Stored dataset items

:::::

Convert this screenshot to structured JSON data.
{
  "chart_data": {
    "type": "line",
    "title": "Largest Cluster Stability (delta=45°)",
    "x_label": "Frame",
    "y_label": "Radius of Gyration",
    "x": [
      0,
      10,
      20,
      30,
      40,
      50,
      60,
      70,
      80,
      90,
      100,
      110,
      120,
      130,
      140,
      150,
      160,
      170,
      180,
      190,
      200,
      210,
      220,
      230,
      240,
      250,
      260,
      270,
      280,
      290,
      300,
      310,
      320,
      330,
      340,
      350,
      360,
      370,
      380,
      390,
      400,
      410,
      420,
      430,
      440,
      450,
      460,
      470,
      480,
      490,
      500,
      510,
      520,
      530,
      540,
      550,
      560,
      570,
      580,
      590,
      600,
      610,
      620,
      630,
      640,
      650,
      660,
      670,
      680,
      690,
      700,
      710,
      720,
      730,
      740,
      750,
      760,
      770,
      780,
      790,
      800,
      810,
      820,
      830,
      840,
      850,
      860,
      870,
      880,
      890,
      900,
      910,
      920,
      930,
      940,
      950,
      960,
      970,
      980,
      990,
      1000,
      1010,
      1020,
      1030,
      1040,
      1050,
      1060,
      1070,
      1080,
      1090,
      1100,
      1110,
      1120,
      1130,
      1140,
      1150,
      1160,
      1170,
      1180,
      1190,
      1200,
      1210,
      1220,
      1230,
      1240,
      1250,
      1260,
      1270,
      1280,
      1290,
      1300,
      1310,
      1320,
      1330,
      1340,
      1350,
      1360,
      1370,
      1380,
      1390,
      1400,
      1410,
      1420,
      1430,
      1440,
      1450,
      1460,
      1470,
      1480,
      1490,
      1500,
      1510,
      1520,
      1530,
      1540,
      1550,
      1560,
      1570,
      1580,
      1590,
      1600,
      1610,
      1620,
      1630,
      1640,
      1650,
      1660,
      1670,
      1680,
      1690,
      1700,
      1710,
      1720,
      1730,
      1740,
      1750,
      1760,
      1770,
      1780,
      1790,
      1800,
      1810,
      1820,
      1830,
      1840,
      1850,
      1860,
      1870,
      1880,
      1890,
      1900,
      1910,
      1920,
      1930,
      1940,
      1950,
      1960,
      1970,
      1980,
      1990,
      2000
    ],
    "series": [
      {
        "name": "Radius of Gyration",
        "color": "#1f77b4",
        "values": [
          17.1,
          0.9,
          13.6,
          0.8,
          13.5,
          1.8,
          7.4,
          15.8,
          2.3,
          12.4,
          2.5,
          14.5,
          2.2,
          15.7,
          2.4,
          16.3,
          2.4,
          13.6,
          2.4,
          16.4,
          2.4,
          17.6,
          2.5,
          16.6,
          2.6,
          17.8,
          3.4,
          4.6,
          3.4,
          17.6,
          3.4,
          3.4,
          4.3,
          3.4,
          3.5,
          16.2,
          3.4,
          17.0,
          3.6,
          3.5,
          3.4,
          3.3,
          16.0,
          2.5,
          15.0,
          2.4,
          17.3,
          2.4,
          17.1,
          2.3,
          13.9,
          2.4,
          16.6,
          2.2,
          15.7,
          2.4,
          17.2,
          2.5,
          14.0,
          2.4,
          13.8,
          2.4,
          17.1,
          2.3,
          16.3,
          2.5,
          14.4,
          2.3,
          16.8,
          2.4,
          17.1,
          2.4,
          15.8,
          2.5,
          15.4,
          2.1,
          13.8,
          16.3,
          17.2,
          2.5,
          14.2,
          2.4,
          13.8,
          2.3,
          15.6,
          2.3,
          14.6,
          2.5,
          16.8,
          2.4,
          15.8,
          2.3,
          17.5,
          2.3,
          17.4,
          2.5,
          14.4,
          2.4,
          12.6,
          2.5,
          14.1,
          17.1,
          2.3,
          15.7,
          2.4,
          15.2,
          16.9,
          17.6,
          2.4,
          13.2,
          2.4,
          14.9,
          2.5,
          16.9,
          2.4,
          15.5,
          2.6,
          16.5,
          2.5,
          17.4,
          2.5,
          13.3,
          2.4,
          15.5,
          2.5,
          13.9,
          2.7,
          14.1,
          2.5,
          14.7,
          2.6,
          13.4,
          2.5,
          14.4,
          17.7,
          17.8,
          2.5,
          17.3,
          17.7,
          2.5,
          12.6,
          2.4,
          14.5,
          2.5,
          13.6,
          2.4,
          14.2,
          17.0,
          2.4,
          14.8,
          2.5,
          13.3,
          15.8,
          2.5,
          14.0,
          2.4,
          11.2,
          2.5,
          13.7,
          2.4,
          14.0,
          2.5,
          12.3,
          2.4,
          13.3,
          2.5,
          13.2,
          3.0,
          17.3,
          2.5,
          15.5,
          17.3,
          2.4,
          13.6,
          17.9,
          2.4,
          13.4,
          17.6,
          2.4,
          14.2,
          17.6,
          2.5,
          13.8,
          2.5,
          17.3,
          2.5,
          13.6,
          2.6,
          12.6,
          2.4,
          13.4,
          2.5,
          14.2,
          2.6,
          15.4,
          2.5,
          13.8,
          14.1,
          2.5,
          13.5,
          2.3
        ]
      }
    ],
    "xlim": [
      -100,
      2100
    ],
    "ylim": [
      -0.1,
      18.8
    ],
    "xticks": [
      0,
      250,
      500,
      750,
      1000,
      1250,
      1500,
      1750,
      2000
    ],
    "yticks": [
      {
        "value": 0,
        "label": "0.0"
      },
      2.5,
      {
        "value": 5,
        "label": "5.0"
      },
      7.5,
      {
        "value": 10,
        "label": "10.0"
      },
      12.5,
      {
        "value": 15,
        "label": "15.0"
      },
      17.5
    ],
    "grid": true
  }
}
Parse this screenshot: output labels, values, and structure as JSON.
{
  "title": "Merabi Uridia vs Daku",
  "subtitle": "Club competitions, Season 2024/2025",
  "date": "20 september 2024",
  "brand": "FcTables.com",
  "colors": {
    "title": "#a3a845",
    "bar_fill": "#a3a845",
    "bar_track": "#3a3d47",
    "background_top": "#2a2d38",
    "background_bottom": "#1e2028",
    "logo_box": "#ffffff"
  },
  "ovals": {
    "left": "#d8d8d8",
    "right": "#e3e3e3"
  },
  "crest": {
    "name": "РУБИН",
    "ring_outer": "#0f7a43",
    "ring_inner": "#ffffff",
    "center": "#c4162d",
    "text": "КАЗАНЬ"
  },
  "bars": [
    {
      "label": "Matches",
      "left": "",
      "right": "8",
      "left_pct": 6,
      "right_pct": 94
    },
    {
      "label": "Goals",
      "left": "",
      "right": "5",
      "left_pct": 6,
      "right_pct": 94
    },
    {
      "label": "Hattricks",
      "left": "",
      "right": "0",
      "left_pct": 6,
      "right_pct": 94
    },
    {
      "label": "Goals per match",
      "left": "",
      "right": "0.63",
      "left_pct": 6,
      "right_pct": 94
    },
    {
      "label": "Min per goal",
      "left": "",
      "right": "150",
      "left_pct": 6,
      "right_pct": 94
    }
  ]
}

:::::

Write out every line of the material again, exactly as it reads.

• OUTPUT OF THE EXERCISE:
Convert this screenshot to structured JSON data.
{
  "chart_data": {
    "type": "line",
    "title": "Largest Cluster Stability (delta=45°)",
    "x_label": "Frame",
    "y_label": "Radius of Gyration",
    "x": [
      0,
      10,
      20,
      30,
      40,
      50,
      60,
      70,
      80,
      90,
      100,
      110,
      120,
      130,
      140,
      150,
      160,
      170,
      180,
      190,
      200,
      210,
      220,
      230,
      240,
      250,
      260,
      270,
      280,
      290,
      300,
      310,
      320,
      330,
      340,
      350,
      360,
      370,
      380,
      390,
      400,
      410,
      420,
      430,
      440,
      450,
      460,
      470,
      480,
      490,
      500,
      510,
      520,
      530,
      540,
      550,
      560,
      570,
      580,
      590,
      600,
      610,
      620,
      630,
      640,
      650,
      660,
      670,
      680,
      690,
      700,
      710,
      720,
      730,
      740,
      750,
      760,
      770,
      780,
      790,
      800,
      810,
      820,
      830,
      840,
      850,
      860,
      870,
      880,
      890,
      900,
      910,
      920,
      930,
      940,
      950,
      960,
      970,
      980,
      990,
      1000,
      1010,
      1020,
      1030,
      1040,
      1050,
      1060,
      1070,
      1080,
      1090,
      1100,
      1110,
      1120,
      1130,
      1140,
      1150,
      1160,
      1170,
      1180,
      1190,
      1200,
      1210,
      1220,
      1230,
      1240,
      1250,
      1260,
      1270,
      1280,
      1290,
      1300,
      1310,
      1320,
      1330,
      1340,
      1350,
      1360,
      1370,
      1380,
      1390,
      1400,
      1410,
      1420,
      1430,
      1440,
      1450,
      1460,
      1470,
      1480,
      1490,
      1500,
      1510,
      1520,
      1530,
      1540,
      1550,
      1560,
      1570,
      1580,
      1590,
      1600,
      1610,
      1620,
      1630,
      1640,
      1650,
      1660,
      1670,
      1680,
      1690,
      1700,
      1710,
      1720,
      1730,
      1740,
      1750,
      1760,
      1770,
      1780,
      1790,
      1800,
      1810,
      1820,
      1830,
      1840,
      1850,
      1860,
      1870,
      1880,
      1890,
      1900,
      1910,
      1920,
      1930,
      1940,
      1950,
      1960,
      1970,
      1980,
      1990,
      2000
    ],
    "series": [
      {
        "name": "Radius of Gyration",
        "color": "#1f77b4",
        "values": [
          17.1,
          0.9,
          13.6,
          0.8,
          13.5,
          1.8,
          7.4,
          15.8,
          2.3,
          12.4,
          2.5,
          14.5,
          2.2,
          15.7,
          2.4,
          16.3,
          2.4,
          13.6,
          2.4,
          16.4,
          2.4,
          17.6,
          2.5,
          16.6,
          2.6,
          17.8,
          3.4,
          4.6,
          3.4,
          17.6,
          3.4,
          3.4,
          4.3,
          3.4,
          3.5,
          16.2,
          3.4,
          17.0,
          3.6,
          3.5,
          3.4,
          3.3,
          16.0,
          2.5,
          15.0,
          2.4,
          17.3,
          2.4,
          17.1,
          2.3,
          13.9,
          2.4,
          16.6,
          2.2,
          15.7,
          2.4,
          17.2,
          2.5,
          14.0,
          2.4,
          13.8,
          2.4,
          17.1,
          2.3,
          16.3,
          2.5,
          14.4,
          2.3,
          16.8,
          2.4,
          17.1,
          2.4,
          15.8,
          2.5,
          15.4,
          2.1,
          13.8,
          16.3,
          17.2,
          2.5,
          14.2,
          2.4,
          13.8,
          2.3,
          15.6,
          2.3,
          14.6,
          2.5,
          16.8,
          2.4,
          15.8,
          2.3,
          17.5,
          2.3,
          17.4,
          2.5,
          14.4,
          2.4,
          12.6,
          2.5,
          14.1,
          17.1,
          2.3,
          15.7,
          2.4,
          15.2,
          16.9,
          17.6,
          2.4,
          13.2,
          2.4,
          14.9,
          2.5,
          16.9,
          2.4,
          15.5,
          2.6,
          16.5,
          2.5,
          17.4,
          2.5,
          13.3,
          2.4,
          15.5,
          2.5,
          13.9,
          2.7,
          14.1,
          2.5,
          14.7,
          2.6,
          13.4,
          2.5,
          14.4,
          17.7,
          17.8,
          2.5,
          17.3,
          17.7,
          2.5,
          12.6,
          2.4,
          14.5,
          2.5,
          13.6,
          2.4,
          14.2,
          17.0,
          2.4,
          14.8,
          2.5,
          13.3,
          15.8,
          2.5,
          14.0,
          2.4,
          11.2,
          2.5,
          13.7,
          2.4,
          14.0,
          2.5,
          12.3,
          2.4,
          13.3,
          2.5,
          13.2,
          3.0,
          17.3,
          2.5,
          15.5,
          17.3,
          2.4,
          13.6,
          17.9,
          2.4,
          13.4,
          17.6,
          2.4,
          14.2,
          17.6,
          2.5,
          13.8,
          2.5,
          17.3,
          2.5,
          13.6,
          2.6,
          12.6,
          2.4,
          13.4,
          2.5,
          14.2,
          2.6,
          15.4,
          2.5,
          13.8,
          14.1,
          2.5,
          13.5,
          2.3
        ]
      }
    ],
    "xlim": [
      -100,
      2100
    ],
    "ylim": [
      -0.1,
      18.8
    ],
    "xticks": [
      0,
      250,
      500,
      750,
      1000,
      1250,
      1500,
      1750,
      2000
    ],
    "yticks": [
      {
        "value": 0,
        "label": "0.0"
      },
      2.5,
      {
        "value": 5,
        "label": "5.0"
      },
      7.5,
      {
        "value": 10,
        "label": "10.0"
      },
      12.5,
      {
        "value": 15,
        "label": "15.0"
      },
      17.5
    ],
    "grid": true
  }
}
Parse this screenshot: output labels, values, and structure as JSON.
{
  "title": "Merabi Uridia vs Daku",
  "subtitle": "Club competitions, Season 2024/2025",
  "date": "20 september 2024",
  "brand": "FcTables.com",
  "colors": {
    "title": "#a3a845",
    "bar_fill": "#a3a845",
    "bar_track": "#3a3d47",
    "background_top": "#2a2d38",
    "background_bottom": "#1e2028",
    "logo_box": "#ffffff"
  },
  "ovals": {
    "left": "#d8d8d8",
    "right": "#e3e3e3"
  },
  "crest": {
    "name": "РУБИН",
    "ring_outer": "#0f7a43",
    "ring_inner": "#ffffff",
    "center": "#c4162d",
    "text": "КАЗАНЬ"
  },
  "bars": [
    {
      "label": "Matches",
      "left": "",
      "right": "8",
      "left_pct": 6,
      "right_pct": 94
    },
    {
      "label": "Goals",
      "left": "",
      "right": "5",
      "left_pct": 6,
      "right_pct": 94
    },
    {
      "label": "Hattricks",
      "left": "",
      "right": "0",
      "left_pct": 6,
      "right_pct": 94
    },
    {
      "label": "Goals per match",
      "left": "",
      "right": "0.63",
      "left_pct": 6,
      "right_pct": 94
    },
    {
      "label": "Min per goal",
      "left": "",
      "right": "150",
      "left_pct": 6,
      "right_pct": 94
    }
  ]
}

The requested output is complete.